Extracted records
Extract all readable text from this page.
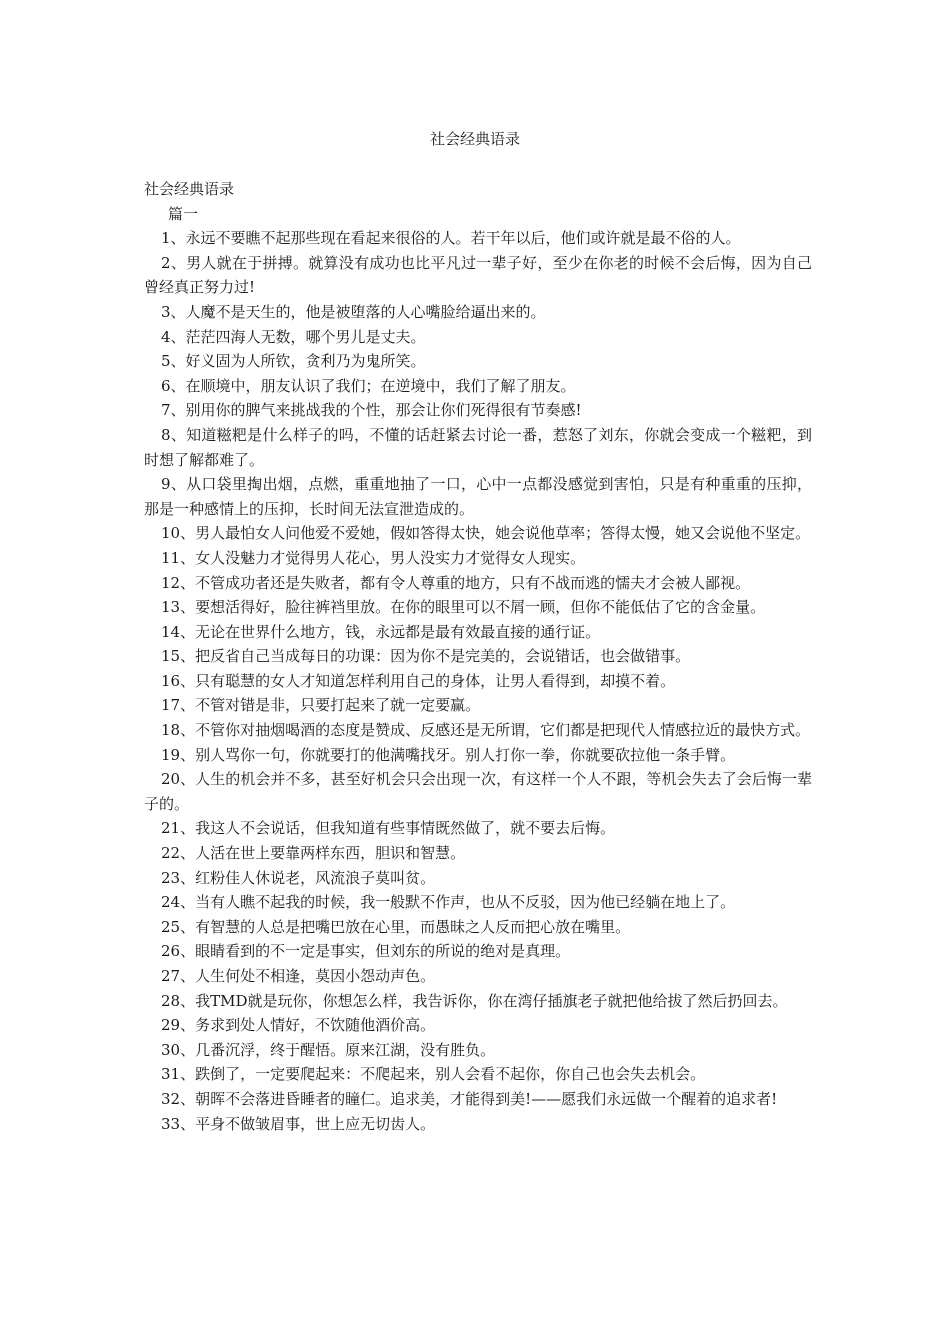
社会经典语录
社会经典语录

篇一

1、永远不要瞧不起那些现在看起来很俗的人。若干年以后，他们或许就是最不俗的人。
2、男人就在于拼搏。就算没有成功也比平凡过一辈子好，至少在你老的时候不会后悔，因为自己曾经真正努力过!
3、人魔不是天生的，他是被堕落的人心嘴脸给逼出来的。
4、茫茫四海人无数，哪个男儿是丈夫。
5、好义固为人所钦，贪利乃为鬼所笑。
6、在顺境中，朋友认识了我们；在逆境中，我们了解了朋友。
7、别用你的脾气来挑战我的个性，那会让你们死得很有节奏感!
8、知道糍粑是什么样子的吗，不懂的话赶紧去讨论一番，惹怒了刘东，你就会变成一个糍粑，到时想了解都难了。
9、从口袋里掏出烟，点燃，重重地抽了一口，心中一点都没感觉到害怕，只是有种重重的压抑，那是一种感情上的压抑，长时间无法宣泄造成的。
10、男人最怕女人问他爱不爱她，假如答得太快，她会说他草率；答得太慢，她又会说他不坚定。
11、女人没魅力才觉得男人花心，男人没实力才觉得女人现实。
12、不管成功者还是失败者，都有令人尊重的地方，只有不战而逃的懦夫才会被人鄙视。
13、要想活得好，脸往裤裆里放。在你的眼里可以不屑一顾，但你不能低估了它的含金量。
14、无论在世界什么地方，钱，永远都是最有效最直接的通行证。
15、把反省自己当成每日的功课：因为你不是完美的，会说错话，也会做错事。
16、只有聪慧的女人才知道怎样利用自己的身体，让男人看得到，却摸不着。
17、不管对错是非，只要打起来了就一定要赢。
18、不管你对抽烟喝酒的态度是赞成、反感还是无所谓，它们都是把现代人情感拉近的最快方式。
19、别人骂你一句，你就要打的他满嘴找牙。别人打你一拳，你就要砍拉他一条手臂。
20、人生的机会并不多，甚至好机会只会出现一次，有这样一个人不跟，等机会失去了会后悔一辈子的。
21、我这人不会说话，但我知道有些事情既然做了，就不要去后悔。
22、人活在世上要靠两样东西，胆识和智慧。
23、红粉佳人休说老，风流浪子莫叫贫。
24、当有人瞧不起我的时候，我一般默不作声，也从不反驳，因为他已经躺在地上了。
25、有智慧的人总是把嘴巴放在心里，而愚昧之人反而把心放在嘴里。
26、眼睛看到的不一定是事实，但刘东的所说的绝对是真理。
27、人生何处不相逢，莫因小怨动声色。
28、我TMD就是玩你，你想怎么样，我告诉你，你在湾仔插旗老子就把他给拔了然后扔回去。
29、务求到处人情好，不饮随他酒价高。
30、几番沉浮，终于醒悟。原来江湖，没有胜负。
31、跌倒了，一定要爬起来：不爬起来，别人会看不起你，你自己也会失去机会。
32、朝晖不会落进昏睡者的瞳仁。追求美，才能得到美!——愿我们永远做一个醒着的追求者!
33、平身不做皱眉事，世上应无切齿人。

* _Brief_
Without the pictures, retype the whole of the material above exactly.

* _Exercise output_
Extract all readable text from this page.
社会经典语录
社会经典语录

篇一

1、永远不要瞧不起那些现在看起来很俗的人。若干年以后，他们或许就是最不俗的人。
2、男人就在于拼搏。就算没有成功也比平凡过一辈子好，至少在你老的时候不会后悔，因为自己曾经真正努力过!
3、人魔不是天生的，他是被堕落的人心嘴脸给逼出来的。
4、茫茫四海人无数，哪个男儿是丈夫。
5、好义固为人所钦，贪利乃为鬼所笑。
6、在顺境中，朋友认识了我们；在逆境中，我们了解了朋友。
7、别用你的脾气来挑战我的个性，那会让你们死得很有节奏感!
8、知道糍粑是什么样子的吗，不懂的话赶紧去讨论一番，惹怒了刘东，你就会变成一个糍粑，到时想了解都难了。
9、从口袋里掏出烟，点燃，重重地抽了一口，心中一点都没感觉到害怕，只是有种重重的压抑，那是一种感情上的压抑，长时间无法宣泄造成的。
10、男人最怕女人问他爱不爱她，假如答得太快，她会说他草率；答得太慢，她又会说他不坚定。
11、女人没魅力才觉得男人花心，男人没实力才觉得女人现实。
12、不管成功者还是失败者，都有令人尊重的地方，只有不战而逃的懦夫才会被人鄙视。
13、要想活得好，脸往裤裆里放。在你的眼里可以不屑一顾，但你不能低估了它的含金量。
14、无论在世界什么地方，钱，永远都是最有效最直接的通行证。
15、把反省自己当成每日的功课：因为你不是完美的，会说错话，也会做错事。
16、只有聪慧的女人才知道怎样利用自己的身体，让男人看得到，却摸不着。
17、不管对错是非，只要打起来了就一定要赢。
18、不管你对抽烟喝酒的态度是赞成、反感还是无所谓，它们都是把现代人情感拉近的最快方式。
19、别人骂你一句，你就要打的他满嘴找牙。别人打你一拳，你就要砍拉他一条手臂。
20、人生的机会并不多，甚至好机会只会出现一次，有这样一个人不跟，等机会失去了会后悔一辈子的。
21、我这人不会说话，但我知道有些事情既然做了，就不要去后悔。
22、人活在世上要靠两样东西，胆识和智慧。
23、红粉佳人休说老，风流浪子莫叫贫。
24、当有人瞧不起我的时候，我一般默不作声，也从不反驳，因为他已经躺在地上了。
25、有智慧的人总是把嘴巴放在心里，而愚昧之人反而把心放在嘴里。
26、眼睛看到的不一定是事实，但刘东的所说的绝对是真理。
27、人生何处不相逢，莫因小怨动声色。
28、我TMD就是玩你，你想怎么样，我告诉你，你在湾仔插旗老子就把他给拔了然后扔回去。
29、务求到处人情好，不饮随他酒价高。
30、几番沉浮，终于醒悟。原来江湖，没有胜负。
31、跌倒了，一定要爬起来：不爬起来，别人会看不起你，你自己也会失去机会。
32、朝晖不会落进昏睡者的瞳仁。追求美，才能得到美!——愿我们永远做一个醒着的追求者!
33、平身不做皱眉事，世上应无切齿人。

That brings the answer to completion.